• TEXT BLOCK
Lessons from Louisiana

After three weeks of subzero temperatures, Louisiana makes a very welcome change. I'd forgotten what sun felt like! Am sitting here attached to a 25Mbps symmetrical pipe, boostable to anywhere up to a gig - direct into the vein! I am currently in a data exchange which has a carbon toeprint rather than a footprint, is providing cloud computing services over the community fibre network to local businesses, and is housed within a business centre which survived, only just, Katrina ....

The best bit? It was conceived and is run by an amazing, dynamic lady, the building is owned by another female visionary, it includes a Women's Business Centre, the whole focus is on economic development, and the replicability of this set-up would be simple. Even in the UK. The only reason we can't do it is that the places where this set up is most needed are those places where there is currently insufficient infrastructure to do so.

What should we be doing? Well, firstly, the sooner we resolve the cost issues of backhaul in all areas of UK, rural and urban, the better. The UK Government should spend the first tranche of money from the rural Broadband pot putting in new open fibre, owned by the community networks it has constantly supported in words (DBR, Caio etc) if not in action. It should be a co-operative, not for profit venture, so that from now far into the future, every single person, business and community in the UK has a CHOICE about who to buy backhaul from, and the telcos and incumbents are finally faced with true competition. Yes, the government will say they cannot go directly in competition with the telcos, but there are ways round all of these arguments about anti-competition, as other nations have discovered (EU included). Think Amsterdam, Vasteras, Korea etc etc. Think about who wins and why that in itself makes it essential....

• ITEMS

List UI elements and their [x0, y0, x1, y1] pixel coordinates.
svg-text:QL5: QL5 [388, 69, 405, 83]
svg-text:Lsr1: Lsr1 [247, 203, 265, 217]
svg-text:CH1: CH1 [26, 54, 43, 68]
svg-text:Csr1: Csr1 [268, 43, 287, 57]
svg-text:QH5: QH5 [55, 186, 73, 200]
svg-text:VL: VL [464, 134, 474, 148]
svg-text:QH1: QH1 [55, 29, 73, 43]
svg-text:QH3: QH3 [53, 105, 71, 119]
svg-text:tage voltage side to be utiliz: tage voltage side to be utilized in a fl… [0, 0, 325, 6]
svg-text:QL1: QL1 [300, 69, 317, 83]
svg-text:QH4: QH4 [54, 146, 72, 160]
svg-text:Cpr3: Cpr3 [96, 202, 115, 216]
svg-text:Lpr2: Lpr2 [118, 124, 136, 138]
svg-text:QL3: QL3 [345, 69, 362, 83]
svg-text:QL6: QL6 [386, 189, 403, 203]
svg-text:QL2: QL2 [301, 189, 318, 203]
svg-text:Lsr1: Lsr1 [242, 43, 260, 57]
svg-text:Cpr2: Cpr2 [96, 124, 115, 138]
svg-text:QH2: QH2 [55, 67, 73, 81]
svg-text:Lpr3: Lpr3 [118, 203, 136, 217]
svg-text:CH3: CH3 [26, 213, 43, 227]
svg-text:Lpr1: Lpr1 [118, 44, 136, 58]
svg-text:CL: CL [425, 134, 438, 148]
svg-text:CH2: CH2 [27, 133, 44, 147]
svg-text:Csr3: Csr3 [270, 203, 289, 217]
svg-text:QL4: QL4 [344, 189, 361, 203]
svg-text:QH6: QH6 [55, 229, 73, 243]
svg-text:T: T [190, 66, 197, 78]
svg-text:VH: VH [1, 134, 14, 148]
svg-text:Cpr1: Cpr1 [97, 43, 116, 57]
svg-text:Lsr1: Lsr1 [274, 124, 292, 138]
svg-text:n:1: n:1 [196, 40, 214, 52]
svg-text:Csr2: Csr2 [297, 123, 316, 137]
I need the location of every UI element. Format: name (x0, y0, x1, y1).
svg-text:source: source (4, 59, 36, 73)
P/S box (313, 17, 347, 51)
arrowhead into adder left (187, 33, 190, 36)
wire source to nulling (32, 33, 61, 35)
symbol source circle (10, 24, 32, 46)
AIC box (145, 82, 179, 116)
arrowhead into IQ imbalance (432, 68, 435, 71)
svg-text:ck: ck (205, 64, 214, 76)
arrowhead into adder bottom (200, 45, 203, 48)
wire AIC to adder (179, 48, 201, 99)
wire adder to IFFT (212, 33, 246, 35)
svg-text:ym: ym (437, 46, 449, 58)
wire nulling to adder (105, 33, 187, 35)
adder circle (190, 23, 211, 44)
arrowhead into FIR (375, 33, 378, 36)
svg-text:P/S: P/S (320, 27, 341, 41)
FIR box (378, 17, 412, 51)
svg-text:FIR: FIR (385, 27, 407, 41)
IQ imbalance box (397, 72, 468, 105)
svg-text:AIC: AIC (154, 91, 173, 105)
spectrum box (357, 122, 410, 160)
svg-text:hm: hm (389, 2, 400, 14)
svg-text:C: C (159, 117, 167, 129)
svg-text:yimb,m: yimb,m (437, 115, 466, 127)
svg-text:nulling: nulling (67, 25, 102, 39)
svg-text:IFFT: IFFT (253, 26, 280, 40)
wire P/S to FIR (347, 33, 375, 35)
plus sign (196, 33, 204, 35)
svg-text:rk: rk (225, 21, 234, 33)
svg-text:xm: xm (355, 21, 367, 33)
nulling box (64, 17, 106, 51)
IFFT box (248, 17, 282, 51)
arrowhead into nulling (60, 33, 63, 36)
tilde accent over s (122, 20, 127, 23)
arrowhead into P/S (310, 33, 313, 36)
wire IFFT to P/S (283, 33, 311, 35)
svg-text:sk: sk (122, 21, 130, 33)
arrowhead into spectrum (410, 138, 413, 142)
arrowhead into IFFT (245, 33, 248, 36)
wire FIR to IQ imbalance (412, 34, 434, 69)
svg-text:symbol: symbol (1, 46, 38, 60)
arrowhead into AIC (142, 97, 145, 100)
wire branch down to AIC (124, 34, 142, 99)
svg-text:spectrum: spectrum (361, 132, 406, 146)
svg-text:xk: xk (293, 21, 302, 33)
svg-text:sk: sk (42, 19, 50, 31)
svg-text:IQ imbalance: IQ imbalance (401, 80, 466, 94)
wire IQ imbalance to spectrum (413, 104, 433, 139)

• WHAT THE TASK ASKS
Answer these questions from the text on lessons from Louisiana.
(a) What speed is the pipe the writer is attached to, and how far can it be boosted?
(b) What does the building housing the data exchange include?
(c) What kind of venture should the new open fibre be?

• ANSWER TO THIS EXERCISE
(a) It is a 25Mbps symmetrical pipe, boostable to anywhere up to a gig.
(b) It includes a Women's Business Centre.
(c) It should be a co-operative, not-for-profit venture.